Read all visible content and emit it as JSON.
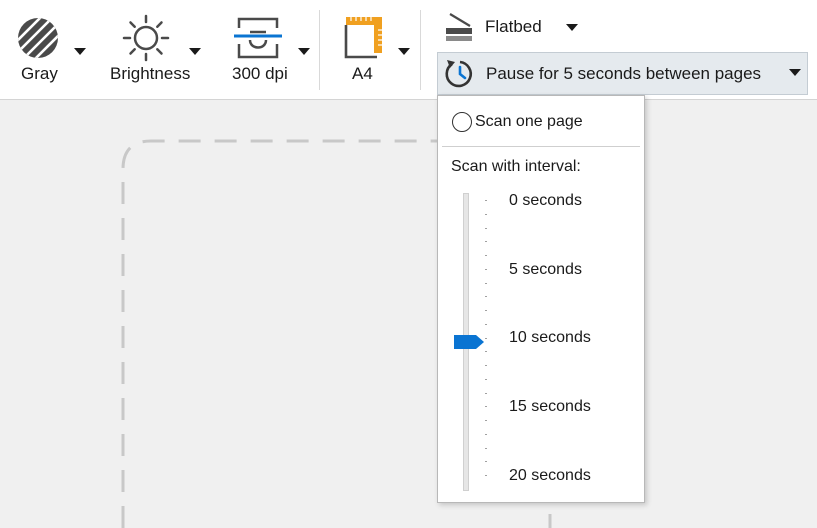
{
  "toolbar": {
    "color_mode": {
      "label": "Gray",
      "icon": "gray-mode-icon"
    },
    "brightness": {
      "label": "Brightness",
      "icon": "sun-icon"
    },
    "resolution": {
      "label": "300 dpi",
      "icon": "resolution-icon"
    },
    "page_size": {
      "label": "A4",
      "icon": "page-size-icon"
    },
    "source": {
      "label": "Flatbed",
      "icon": "flatbed-scanner-icon"
    },
    "pause": {
      "label": "Pause for 5 seconds between pages",
      "icon": "timer-icon"
    }
  },
  "popup": {
    "scan_one_page": "Scan one page",
    "interval_title": "Scan with interval:",
    "options": [
      "0 seconds",
      "5 seconds",
      "10 seconds",
      "15 seconds",
      "20 seconds"
    ],
    "selected_index": 2
  },
  "colors": {
    "accent": "#0a74d2",
    "page_size_accent": "#f0a020",
    "icon_dark": "#444444",
    "canvas_bg": "#f0f0f0"
  }
}
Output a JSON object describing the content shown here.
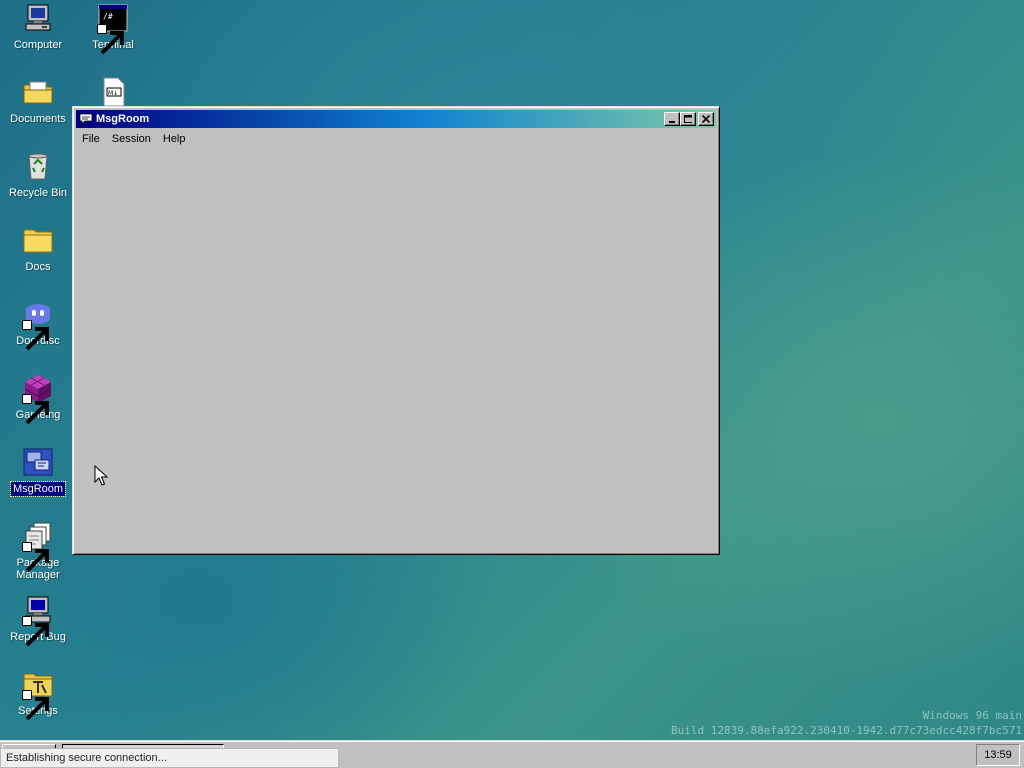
{
  "desktop": {
    "icons": [
      {
        "label": "Computer",
        "icon": "computer-icon"
      },
      {
        "label": "Terminal",
        "icon": "terminal-icon"
      },
      {
        "label": "Documents",
        "icon": "documents-folder-icon"
      },
      {
        "label": "",
        "icon": "markdown-file-icon"
      },
      {
        "label": "Recycle Bin",
        "icon": "recycle-bin-icon"
      },
      {
        "label": "Docs",
        "icon": "folder-icon"
      },
      {
        "label": "Doordisc",
        "icon": "doordisc-icon"
      },
      {
        "label": "Gameing",
        "icon": "gameing-icon"
      },
      {
        "label": "MsgRoom",
        "icon": "msgroom-icon",
        "selected": true
      },
      {
        "label": "Package Manager",
        "icon": "package-manager-icon"
      },
      {
        "label": "Report Bug",
        "icon": "report-bug-icon"
      },
      {
        "label": "Settings",
        "icon": "settings-icon"
      }
    ],
    "build_info": {
      "line1": "Windows 96 main",
      "line2": "Build 12839.88efa922.230410-1942.d77c73edcc428f7bc571"
    }
  },
  "window": {
    "title": "MsgRoom",
    "menu": [
      "File",
      "Session",
      "Help"
    ]
  },
  "taskbar": {
    "status_text": "Establishing secure connection...",
    "clock": "13:59"
  },
  "colors": {
    "titlebar_start": "#000080",
    "titlebar_end": "#7ec9a4",
    "window_face": "#c0c0c0",
    "selection": "#000080"
  }
}
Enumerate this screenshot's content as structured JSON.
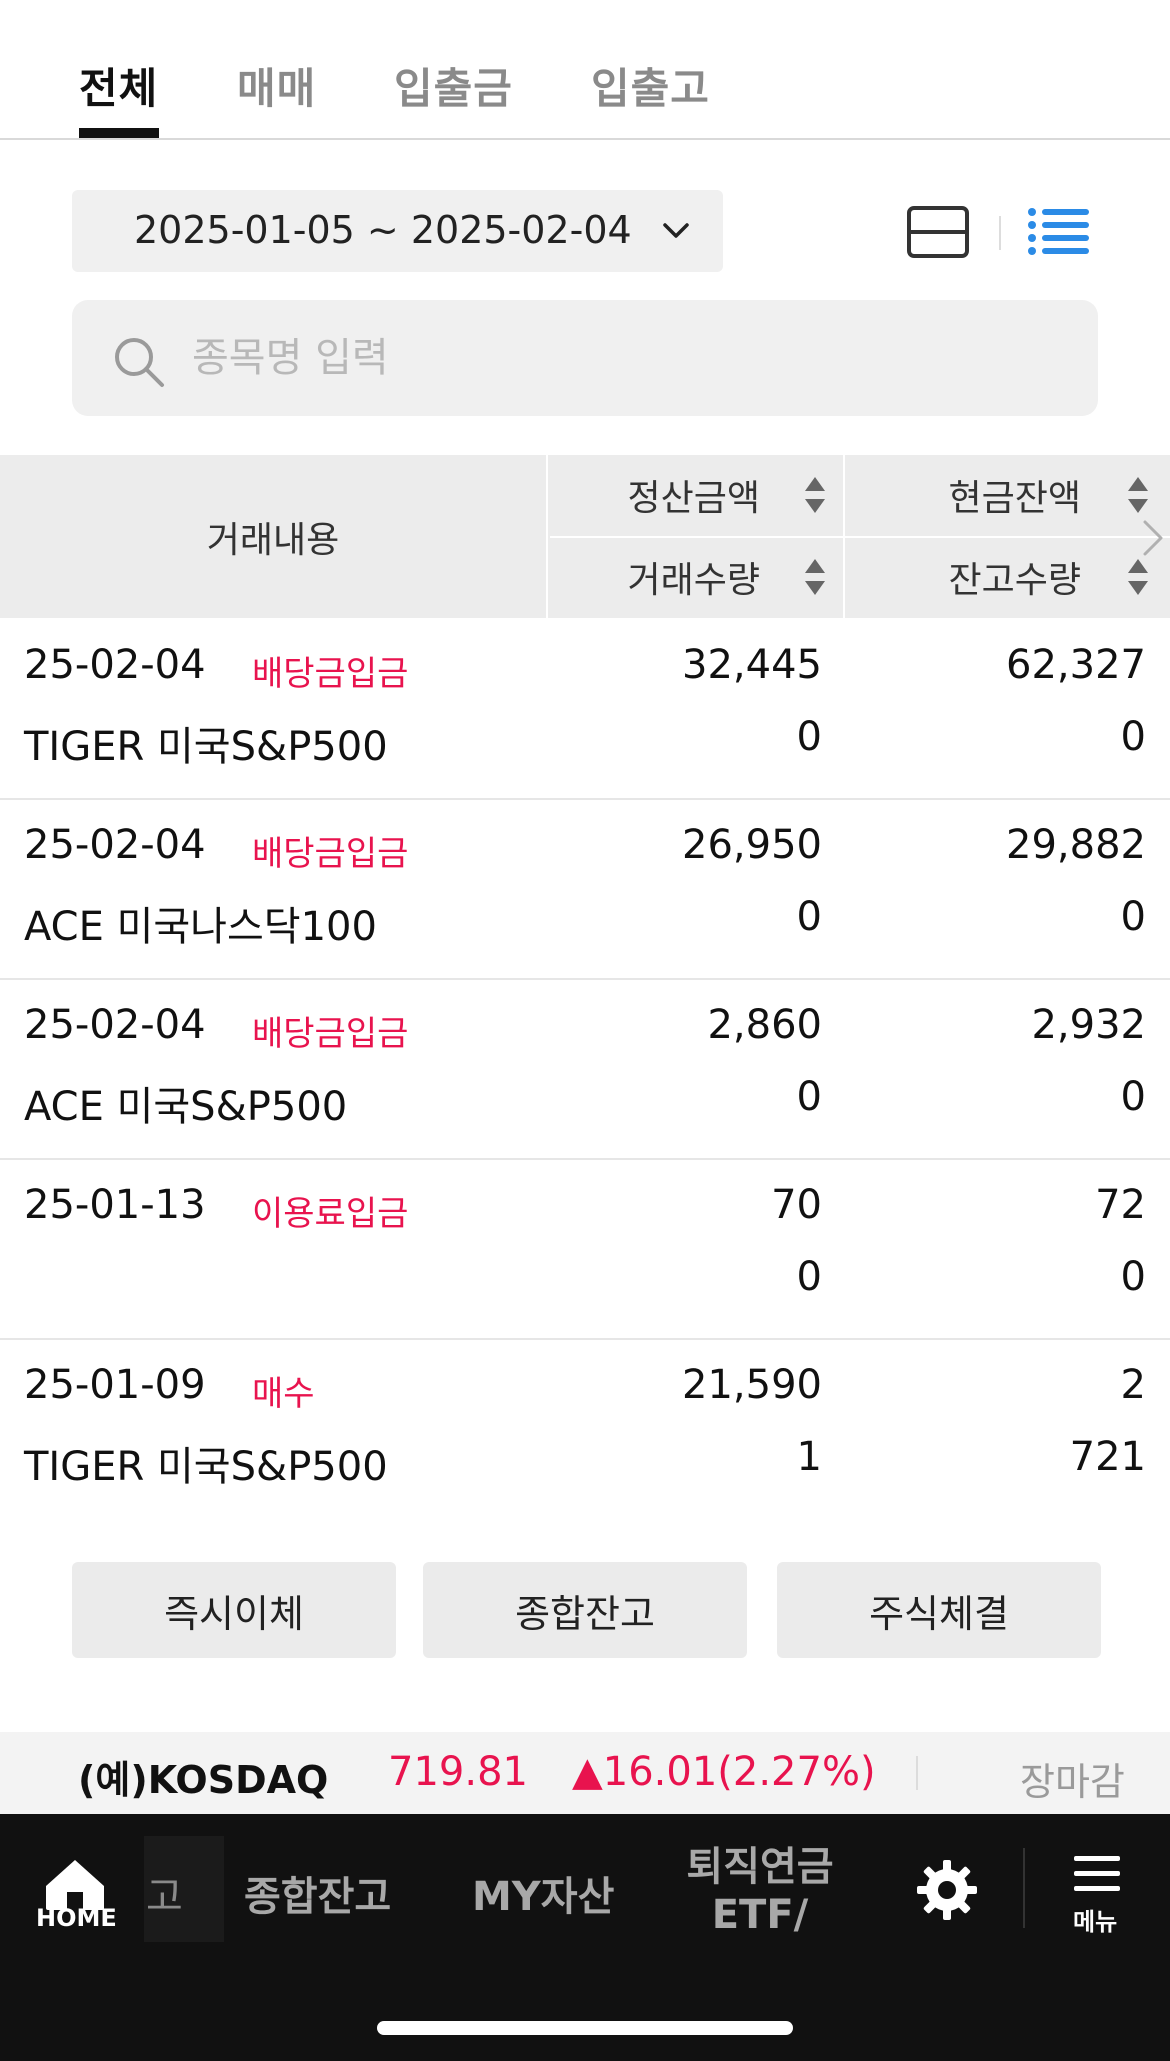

*WHAT THIS TASK INVOLVES*. Only the lines from the line containing "Output a JSON" through the end of the data are to be reproduced, exactly and with both ends included; pictures are omitted.

*SOLUTION FOR THIS EXERCISE*.
Output a JSON object describing the content shown here.
{
  "desktop": {
    "icons": [
      {
        "label": "Computer",
        "icon": "computer-icon"
      },
      {
        "label": "Terminal",
        "icon": "terminal-icon"
      },
      {
        "label": "Documents",
        "icon": "documents-folder-icon"
      },
      {
        "label": "",
        "icon": "markdown-file-icon"
      },
      {
        "label": "Recycle Bin",
        "icon": "recycle-bin-icon"
      },
      {
        "label": "Docs",
        "icon": "folder-icon"
      },
      {
        "label": "Doordisc",
        "icon": "doordisc-icon"
      },
      {
        "label": "Gameing",
        "icon": "gameing-icon"
      },
      {
        "label": "MsgRoom",
        "icon": "msgroom-icon",
        "selected": true
      },
      {
        "label": "Package Manager",
        "icon": "package-manager-icon"
      },
      {
        "label": "Report Bug",
        "icon": "report-bug-icon"
      },
      {
        "label": "Settings",
        "icon": "settings-icon"
      }
    ],
    "build_info": {
      "line1": "Windows 96 main",
      "line2": "Build 12839.88efa922.230410-1942.d77c73edcc428f7bc571"
    }
  },
  "window": {
    "title": "MsgRoom",
    "menu": [
      "File",
      "Session",
      "Help"
    ]
  },
  "taskbar": {
    "status_text": "Establishing secure connection...",
    "clock": "13:59"
  },
  "colors": {
    "titlebar_start": "#000080",
    "titlebar_end": "#7ec9a4",
    "window_face": "#c0c0c0",
    "selection": "#000080"
  }
}
Enumerate this screenshot's content as structured JSON.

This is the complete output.